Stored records
——————————
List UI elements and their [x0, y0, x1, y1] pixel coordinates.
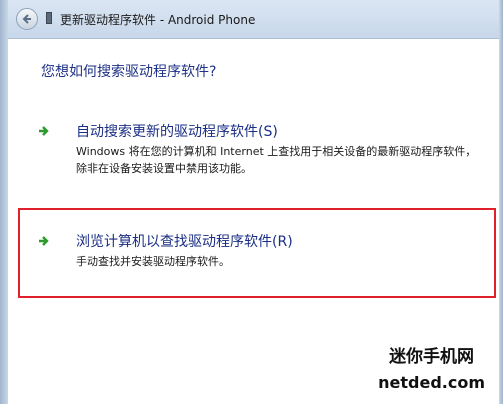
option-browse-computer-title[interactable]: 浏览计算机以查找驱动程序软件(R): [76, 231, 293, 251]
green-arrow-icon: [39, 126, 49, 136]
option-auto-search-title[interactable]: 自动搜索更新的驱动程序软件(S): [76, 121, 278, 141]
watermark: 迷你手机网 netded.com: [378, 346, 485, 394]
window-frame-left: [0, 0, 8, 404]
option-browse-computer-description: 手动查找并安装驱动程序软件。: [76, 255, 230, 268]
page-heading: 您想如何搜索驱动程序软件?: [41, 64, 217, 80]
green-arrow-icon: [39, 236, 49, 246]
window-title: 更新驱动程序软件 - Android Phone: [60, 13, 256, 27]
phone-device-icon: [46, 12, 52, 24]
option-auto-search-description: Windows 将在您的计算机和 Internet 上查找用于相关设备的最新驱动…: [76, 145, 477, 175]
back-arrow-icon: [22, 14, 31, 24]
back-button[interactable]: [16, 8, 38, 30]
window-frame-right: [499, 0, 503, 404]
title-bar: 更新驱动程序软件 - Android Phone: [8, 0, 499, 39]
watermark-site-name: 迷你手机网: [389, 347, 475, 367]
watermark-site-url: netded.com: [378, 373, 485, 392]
——————————
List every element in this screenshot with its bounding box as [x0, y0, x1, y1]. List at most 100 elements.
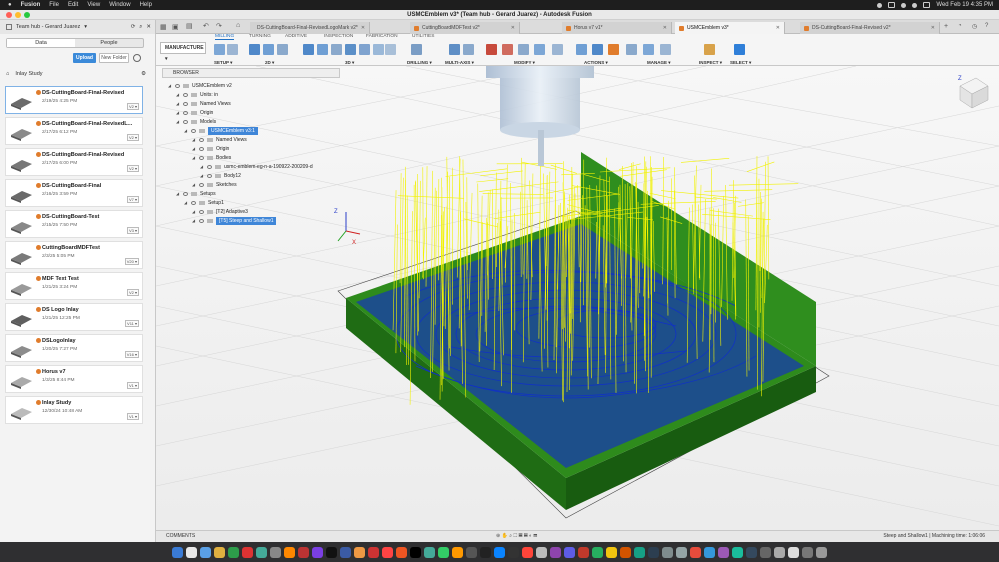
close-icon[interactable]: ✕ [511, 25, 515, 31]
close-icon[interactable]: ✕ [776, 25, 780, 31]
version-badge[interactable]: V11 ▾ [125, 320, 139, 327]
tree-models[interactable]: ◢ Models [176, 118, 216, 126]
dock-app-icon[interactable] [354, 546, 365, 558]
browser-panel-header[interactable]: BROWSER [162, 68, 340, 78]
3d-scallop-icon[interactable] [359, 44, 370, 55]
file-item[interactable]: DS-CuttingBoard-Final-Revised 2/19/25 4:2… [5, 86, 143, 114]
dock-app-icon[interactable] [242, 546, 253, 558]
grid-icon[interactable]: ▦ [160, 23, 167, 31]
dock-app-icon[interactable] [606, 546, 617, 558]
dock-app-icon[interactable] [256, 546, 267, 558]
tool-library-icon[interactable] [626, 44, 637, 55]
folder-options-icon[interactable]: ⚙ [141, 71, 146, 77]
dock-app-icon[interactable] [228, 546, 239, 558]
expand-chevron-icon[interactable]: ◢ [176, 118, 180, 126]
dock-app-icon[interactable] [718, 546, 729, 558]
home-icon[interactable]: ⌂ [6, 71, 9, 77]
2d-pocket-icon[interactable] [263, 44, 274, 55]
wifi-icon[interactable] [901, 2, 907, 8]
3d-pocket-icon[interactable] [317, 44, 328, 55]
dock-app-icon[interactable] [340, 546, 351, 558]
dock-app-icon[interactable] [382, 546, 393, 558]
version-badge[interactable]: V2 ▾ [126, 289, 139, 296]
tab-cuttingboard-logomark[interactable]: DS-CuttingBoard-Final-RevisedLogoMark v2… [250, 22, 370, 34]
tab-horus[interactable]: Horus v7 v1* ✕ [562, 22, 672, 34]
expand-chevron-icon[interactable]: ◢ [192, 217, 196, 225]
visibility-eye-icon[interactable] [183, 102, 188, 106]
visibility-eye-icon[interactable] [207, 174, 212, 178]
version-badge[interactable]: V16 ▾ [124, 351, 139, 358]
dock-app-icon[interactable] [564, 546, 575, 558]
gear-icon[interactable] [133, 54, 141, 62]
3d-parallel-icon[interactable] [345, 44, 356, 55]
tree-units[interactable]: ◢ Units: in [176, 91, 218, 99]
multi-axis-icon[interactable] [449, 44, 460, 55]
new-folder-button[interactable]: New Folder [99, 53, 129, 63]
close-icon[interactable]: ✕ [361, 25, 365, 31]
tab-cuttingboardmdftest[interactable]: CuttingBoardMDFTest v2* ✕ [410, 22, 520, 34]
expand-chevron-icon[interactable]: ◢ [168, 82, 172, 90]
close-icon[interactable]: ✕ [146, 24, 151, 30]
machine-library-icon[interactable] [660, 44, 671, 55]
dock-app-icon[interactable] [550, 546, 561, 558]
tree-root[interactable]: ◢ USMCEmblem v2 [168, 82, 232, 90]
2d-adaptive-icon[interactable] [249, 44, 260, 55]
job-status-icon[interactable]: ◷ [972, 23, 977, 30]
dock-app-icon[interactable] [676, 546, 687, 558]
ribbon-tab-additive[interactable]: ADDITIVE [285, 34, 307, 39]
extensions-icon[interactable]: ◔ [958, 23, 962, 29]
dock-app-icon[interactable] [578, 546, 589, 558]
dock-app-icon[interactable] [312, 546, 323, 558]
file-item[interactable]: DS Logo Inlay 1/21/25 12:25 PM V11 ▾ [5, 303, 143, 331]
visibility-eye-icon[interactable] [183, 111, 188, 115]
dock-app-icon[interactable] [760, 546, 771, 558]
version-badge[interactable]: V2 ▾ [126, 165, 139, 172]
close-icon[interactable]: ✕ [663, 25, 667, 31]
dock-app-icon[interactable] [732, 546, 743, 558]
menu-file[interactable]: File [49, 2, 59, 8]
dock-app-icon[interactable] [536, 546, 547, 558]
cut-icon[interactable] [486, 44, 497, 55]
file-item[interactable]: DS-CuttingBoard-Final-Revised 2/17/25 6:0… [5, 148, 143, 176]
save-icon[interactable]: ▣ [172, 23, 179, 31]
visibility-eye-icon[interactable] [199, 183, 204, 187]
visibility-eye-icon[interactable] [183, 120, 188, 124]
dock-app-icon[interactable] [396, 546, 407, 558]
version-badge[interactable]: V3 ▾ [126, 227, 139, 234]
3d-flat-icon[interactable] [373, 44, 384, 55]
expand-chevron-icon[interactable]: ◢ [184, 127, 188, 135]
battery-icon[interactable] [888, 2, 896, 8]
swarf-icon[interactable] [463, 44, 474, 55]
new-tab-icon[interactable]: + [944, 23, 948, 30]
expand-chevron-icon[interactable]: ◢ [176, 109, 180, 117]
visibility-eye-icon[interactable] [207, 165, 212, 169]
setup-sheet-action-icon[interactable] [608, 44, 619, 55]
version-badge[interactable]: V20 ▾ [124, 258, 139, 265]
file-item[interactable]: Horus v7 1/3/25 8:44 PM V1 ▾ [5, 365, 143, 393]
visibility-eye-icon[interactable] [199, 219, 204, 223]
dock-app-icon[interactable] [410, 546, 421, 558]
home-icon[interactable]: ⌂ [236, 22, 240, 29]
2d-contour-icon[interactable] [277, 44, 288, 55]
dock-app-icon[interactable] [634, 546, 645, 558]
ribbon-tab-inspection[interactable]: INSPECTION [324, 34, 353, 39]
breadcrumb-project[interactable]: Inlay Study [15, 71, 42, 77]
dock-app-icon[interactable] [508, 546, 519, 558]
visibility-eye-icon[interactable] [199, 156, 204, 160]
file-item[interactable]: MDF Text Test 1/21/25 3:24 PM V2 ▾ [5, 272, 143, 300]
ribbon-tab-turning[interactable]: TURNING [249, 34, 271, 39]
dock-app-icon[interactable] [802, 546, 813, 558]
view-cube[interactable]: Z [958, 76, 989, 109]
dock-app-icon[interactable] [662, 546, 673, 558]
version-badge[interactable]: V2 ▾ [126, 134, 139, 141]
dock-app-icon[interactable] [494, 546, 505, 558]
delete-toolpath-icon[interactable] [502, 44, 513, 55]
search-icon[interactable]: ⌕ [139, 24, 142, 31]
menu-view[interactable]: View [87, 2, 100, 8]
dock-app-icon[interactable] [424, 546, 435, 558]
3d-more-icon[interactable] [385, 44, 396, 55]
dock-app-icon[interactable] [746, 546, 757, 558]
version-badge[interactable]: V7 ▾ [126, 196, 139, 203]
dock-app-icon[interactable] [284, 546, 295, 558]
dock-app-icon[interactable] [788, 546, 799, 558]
——————————
=== Exercise objective ===
Echo the lines of the data above, starting at the line containing "231, 293, 251]" and ending at the line containing "window-title: 更新驱动程序软件 - Android", with both of those lines included.

=== Problem solution ===
option-browse-computer-title[interactable]: 浏览计算机以查找驱动程序软件(R): [76, 231, 293, 251]
green-arrow-icon: [39, 126, 49, 136]
option-auto-search-title[interactable]: 自动搜索更新的驱动程序软件(S): [76, 121, 278, 141]
watermark: 迷你手机网 netded.com: [378, 346, 485, 394]
window-frame-left: [0, 0, 8, 404]
option-browse-computer-description: 手动查找并安装驱动程序软件。: [76, 255, 230, 268]
page-heading: 您想如何搜索驱动程序软件?: [41, 64, 217, 80]
green-arrow-icon: [39, 236, 49, 246]
window-title: 更新驱动程序软件 - Android Phone: [60, 13, 256, 27]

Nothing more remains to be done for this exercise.